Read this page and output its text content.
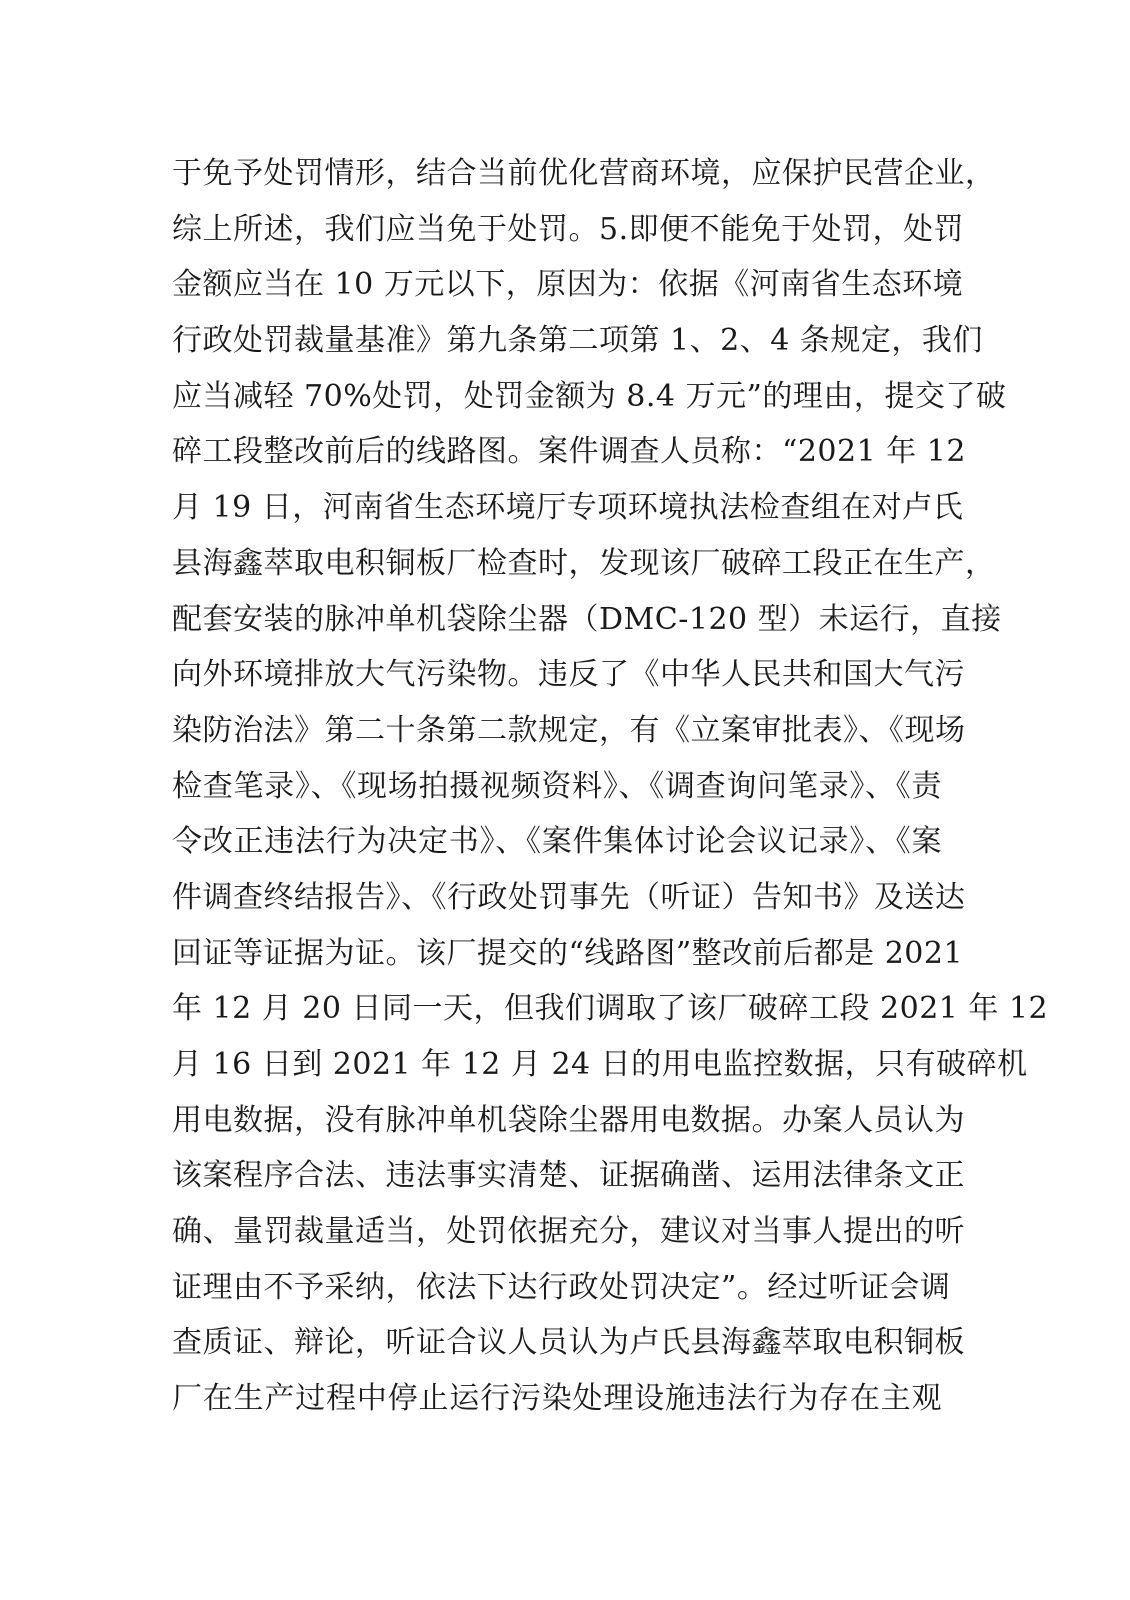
于免予处罚情形，结合当前优化营商环境，应保护民营企业，
综上所述，我们应当免于处罚。5.即便不能免于处罚，处罚
金额应当在 10 万元以下，原因为：依据《河南省生态环境
行政处罚裁量基准》第九条第二项第 1、2、4 条规定，我们
应当减轻 70%处罚，处罚金额为 8.4 万元”的理由，提交了破
碎工段整改前后的线路图。案件调查人员称：“2021 年 12
月 19 日，河南省生态环境厅专项环境执法检查组在对卢氏
县海鑫萃取电积铜板厂检查时，发现该厂破碎工段正在生产，
配套安装的脉冲单机袋除尘器（DMC-120 型）未运行，直接
向外环境排放大气污染物。违反了《中华人民共和国大气污
染防治法》第二十条第二款规定，有《立案审批表》、《现场
检查笔录》、《现场拍摄视频资料》、《调查询问笔录》、《责
令改正违法行为决定书》、《案件集体讨论会议记录》、《案
件调查终结报告》、《行政处罚事先（听证）告知书》及送达
回证等证据为证。该厂提交的“线路图”整改前后都是 2021
年 12 月 20 日同一天，但我们调取了该厂破碎工段 2021 年 12
月 16 日到 2021 年 12 月 24 日的用电监控数据，只有破碎机
用电数据，没有脉冲单机袋除尘器用电数据。办案人员认为
该案程序合法、违法事实清楚、证据确凿、运用法律条文正
确、量罚裁量适当，处罚依据充分，建议对当事人提出的听
证理由不予采纳，依法下达行政处罚决定”。经过听证会调
查质证、辩论，听证合议人员认为卢氏县海鑫萃取电积铜板
厂在生产过程中停止运行污染处理设施违法行为存在主观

> **Written instruction**: Transcribe the records verbatim and omit the images.

> **Output below**:
Read this page and output its text content.
于免予处罚情形，结合当前优化营商环境，应保护民营企业，
综上所述，我们应当免于处罚。5.即便不能免于处罚，处罚
金额应当在 10 万元以下，原因为：依据《河南省生态环境
行政处罚裁量基准》第九条第二项第 1、2、4 条规定，我们
应当减轻 70%处罚，处罚金额为 8.4 万元”的理由，提交了破
碎工段整改前后的线路图。案件调查人员称：“2021 年 12
月 19 日，河南省生态环境厅专项环境执法检查组在对卢氏
县海鑫萃取电积铜板厂检查时，发现该厂破碎工段正在生产，
配套安装的脉冲单机袋除尘器（DMC-120 型）未运行，直接
向外环境排放大气污染物。违反了《中华人民共和国大气污
染防治法》第二十条第二款规定，有《立案审批表》、《现场
检查笔录》、《现场拍摄视频资料》、《调查询问笔录》、《责
令改正违法行为决定书》、《案件集体讨论会议记录》、《案
件调查终结报告》、《行政处罚事先（听证）告知书》及送达
回证等证据为证。该厂提交的“线路图”整改前后都是 2021
年 12 月 20 日同一天，但我们调取了该厂破碎工段 2021 年 12
月 16 日到 2021 年 12 月 24 日的用电监控数据，只有破碎机
用电数据，没有脉冲单机袋除尘器用电数据。办案人员认为
该案程序合法、违法事实清楚、证据确凿、运用法律条文正
确、量罚裁量适当，处罚依据充分，建议对当事人提出的听
证理由不予采纳，依法下达行政处罚决定”。经过听证会调
查质证、辩论，听证合议人员认为卢氏县海鑫萃取电积铜板
厂在生产过程中停止运行污染处理设施违法行为存在主观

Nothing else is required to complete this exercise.